What is being asked: Count the rows below that contain the string "paychecks", and reply with that number alone.

· · ·

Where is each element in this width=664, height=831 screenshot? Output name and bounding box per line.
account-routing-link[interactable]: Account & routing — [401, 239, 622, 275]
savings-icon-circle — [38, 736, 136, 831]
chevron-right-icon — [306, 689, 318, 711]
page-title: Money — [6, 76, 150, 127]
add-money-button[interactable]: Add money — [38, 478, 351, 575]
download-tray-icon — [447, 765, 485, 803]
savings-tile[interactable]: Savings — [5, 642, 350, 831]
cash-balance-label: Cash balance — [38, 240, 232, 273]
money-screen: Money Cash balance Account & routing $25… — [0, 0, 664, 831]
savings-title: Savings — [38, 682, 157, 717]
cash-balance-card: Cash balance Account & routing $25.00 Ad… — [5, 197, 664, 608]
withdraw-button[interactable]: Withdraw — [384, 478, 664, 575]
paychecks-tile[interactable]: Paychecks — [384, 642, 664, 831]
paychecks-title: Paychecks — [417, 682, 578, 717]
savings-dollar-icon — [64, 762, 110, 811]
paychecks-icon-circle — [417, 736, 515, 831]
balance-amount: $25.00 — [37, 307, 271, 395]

· · ·

Task result: 3